Task instructions:
Wherever the word "screenshot" shows up in a line, please copy that line.

⟨

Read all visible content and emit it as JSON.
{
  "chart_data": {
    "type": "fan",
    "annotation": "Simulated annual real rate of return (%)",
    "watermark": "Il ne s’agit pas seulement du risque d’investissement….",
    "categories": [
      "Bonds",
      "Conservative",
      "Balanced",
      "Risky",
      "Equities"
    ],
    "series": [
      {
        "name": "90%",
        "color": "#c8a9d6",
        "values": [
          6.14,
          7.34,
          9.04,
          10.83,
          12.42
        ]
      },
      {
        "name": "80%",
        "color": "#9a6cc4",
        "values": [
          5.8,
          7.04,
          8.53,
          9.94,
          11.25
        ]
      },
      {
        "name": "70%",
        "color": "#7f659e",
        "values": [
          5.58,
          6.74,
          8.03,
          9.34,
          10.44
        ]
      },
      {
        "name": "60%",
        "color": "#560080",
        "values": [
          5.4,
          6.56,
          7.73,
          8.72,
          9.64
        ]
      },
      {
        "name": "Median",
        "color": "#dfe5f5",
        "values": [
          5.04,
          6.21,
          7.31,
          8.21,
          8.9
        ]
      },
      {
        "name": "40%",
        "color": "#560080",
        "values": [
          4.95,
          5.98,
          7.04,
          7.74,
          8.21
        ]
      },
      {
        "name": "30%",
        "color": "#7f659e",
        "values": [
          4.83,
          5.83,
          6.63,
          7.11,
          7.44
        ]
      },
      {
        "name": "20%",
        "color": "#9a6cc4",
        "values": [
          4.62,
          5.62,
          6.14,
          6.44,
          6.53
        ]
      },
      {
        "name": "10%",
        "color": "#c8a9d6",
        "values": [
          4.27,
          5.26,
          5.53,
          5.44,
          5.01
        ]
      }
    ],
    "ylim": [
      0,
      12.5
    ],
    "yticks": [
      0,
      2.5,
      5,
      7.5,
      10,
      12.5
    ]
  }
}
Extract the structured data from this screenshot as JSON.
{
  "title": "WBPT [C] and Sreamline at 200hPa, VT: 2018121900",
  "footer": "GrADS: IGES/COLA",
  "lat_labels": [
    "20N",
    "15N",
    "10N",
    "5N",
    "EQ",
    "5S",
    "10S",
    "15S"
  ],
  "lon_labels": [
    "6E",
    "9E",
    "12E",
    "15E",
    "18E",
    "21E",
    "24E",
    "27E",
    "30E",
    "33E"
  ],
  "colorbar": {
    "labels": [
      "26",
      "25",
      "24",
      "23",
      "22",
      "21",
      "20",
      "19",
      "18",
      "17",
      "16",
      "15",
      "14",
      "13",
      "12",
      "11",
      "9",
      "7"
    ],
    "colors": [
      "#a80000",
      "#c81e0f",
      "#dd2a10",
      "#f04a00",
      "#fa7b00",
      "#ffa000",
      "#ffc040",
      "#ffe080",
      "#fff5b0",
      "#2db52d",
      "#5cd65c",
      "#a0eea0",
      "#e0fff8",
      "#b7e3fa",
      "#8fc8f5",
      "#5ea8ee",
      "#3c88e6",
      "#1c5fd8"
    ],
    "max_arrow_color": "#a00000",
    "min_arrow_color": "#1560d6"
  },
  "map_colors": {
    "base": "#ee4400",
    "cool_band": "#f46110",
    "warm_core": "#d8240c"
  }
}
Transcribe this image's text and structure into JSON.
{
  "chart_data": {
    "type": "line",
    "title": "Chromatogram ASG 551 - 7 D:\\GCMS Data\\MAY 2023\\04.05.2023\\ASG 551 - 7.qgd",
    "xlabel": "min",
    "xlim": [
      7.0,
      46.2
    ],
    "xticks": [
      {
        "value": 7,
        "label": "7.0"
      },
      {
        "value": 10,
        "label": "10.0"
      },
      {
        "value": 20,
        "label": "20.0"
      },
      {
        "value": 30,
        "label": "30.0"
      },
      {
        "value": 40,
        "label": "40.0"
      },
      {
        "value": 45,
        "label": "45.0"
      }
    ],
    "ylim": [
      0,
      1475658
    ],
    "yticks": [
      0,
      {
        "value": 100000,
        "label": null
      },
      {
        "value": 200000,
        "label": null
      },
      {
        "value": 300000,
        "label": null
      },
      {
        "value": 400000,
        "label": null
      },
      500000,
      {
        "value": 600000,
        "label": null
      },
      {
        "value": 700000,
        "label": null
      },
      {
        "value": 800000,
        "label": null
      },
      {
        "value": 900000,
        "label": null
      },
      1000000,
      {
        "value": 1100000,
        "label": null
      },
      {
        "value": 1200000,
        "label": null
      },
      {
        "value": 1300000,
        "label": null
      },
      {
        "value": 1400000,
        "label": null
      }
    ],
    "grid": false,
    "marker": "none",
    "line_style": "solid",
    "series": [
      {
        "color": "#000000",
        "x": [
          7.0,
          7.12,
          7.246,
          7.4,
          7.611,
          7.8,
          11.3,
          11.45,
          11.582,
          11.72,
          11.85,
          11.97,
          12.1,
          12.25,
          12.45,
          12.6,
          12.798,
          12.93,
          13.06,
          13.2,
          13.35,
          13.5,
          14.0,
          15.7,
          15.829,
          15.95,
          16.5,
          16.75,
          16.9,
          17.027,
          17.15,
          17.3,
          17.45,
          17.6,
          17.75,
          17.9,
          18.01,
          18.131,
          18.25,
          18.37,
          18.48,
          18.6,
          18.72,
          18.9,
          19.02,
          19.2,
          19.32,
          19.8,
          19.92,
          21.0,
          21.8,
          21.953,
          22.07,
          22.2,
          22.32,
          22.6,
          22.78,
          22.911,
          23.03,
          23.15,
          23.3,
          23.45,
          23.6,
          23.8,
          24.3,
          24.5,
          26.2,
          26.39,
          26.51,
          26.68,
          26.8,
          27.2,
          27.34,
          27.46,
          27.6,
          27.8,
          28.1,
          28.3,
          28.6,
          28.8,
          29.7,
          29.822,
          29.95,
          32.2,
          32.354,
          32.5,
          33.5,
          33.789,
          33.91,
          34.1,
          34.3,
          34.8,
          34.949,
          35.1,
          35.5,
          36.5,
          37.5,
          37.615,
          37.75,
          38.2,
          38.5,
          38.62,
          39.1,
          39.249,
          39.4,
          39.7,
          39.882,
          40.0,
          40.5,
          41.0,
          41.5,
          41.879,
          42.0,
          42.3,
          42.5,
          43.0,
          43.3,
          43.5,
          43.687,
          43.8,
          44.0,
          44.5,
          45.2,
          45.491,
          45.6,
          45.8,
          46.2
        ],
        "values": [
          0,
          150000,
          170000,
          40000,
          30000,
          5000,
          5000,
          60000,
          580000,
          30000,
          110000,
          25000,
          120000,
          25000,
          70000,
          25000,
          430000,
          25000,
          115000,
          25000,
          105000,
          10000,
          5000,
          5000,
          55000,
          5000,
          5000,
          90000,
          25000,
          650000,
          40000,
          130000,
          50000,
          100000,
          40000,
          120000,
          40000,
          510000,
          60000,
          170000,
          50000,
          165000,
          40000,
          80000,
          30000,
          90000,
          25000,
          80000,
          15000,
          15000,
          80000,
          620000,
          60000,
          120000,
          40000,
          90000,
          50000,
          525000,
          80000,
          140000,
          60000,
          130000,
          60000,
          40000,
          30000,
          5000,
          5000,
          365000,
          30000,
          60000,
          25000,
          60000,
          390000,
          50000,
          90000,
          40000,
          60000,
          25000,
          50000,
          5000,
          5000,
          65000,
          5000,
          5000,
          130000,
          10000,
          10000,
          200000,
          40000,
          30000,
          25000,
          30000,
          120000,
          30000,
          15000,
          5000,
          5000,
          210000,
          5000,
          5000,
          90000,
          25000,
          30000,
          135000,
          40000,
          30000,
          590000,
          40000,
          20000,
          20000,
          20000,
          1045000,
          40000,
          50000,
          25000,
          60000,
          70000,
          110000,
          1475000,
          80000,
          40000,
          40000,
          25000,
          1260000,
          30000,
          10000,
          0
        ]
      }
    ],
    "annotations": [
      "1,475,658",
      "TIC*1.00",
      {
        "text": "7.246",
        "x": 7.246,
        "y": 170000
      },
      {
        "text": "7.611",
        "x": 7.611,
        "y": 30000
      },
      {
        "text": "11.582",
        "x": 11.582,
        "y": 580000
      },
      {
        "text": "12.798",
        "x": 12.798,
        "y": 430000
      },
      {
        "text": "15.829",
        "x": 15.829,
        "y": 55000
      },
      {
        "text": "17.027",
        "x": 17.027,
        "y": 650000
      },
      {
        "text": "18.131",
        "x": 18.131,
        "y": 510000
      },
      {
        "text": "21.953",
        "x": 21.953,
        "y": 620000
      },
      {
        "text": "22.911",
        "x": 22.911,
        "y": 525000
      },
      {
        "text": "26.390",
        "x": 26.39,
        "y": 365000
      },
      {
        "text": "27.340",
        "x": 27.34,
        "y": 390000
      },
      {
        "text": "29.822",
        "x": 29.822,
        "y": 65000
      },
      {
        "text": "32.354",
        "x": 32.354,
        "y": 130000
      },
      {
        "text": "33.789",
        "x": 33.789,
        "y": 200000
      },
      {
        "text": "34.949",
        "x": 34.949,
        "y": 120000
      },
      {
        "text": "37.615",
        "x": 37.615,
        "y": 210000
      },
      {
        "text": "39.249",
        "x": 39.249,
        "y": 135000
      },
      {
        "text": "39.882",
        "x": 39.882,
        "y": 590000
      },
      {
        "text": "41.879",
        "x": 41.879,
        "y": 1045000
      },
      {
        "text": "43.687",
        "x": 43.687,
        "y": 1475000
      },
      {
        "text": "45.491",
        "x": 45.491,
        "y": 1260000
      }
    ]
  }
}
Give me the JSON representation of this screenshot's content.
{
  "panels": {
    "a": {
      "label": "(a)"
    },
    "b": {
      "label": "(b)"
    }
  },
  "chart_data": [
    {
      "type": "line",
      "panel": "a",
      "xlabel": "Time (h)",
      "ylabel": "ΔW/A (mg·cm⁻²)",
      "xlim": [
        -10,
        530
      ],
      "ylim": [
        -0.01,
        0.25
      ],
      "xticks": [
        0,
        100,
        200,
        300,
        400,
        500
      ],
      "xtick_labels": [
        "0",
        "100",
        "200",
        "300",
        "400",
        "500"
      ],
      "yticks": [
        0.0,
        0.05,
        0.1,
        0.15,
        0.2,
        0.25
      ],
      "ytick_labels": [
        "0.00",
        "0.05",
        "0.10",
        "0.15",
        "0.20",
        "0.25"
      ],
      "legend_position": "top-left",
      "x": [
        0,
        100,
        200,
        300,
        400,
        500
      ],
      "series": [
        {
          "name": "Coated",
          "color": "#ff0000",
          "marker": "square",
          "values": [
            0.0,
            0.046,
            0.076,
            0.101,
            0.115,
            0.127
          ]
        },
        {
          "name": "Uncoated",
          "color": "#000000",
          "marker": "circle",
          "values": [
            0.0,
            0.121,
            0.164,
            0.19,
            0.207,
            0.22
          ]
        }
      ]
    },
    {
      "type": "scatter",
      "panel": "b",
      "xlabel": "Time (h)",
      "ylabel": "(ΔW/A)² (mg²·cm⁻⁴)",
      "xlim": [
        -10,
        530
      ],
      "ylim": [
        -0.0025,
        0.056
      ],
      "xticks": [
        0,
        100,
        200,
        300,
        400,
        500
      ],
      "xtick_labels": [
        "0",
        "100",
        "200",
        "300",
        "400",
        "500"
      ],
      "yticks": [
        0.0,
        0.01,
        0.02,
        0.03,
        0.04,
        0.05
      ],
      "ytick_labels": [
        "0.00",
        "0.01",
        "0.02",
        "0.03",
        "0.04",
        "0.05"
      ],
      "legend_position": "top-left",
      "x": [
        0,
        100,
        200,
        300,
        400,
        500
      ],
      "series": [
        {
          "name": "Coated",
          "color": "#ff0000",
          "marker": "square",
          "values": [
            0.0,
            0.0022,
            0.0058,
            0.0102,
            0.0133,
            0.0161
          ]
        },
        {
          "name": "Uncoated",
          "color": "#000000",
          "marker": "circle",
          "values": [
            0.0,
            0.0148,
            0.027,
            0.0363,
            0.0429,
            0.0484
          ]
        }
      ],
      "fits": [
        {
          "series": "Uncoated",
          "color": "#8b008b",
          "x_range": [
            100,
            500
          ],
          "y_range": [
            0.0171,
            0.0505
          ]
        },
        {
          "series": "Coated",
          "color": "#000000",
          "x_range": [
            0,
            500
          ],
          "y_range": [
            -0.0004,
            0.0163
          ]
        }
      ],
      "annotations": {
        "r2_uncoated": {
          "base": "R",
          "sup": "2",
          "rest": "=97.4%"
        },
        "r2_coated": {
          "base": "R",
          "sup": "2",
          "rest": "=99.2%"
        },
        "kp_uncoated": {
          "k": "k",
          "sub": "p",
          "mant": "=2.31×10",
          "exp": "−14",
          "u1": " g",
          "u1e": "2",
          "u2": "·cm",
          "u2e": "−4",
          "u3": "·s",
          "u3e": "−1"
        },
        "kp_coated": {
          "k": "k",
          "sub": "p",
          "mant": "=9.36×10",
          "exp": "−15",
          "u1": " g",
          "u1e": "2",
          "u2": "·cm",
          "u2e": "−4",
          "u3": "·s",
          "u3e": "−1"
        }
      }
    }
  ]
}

⟩

Task solution:
Extract the structured data from this screenshot as JSON.
Give me the JSON representation of this screenshot's content.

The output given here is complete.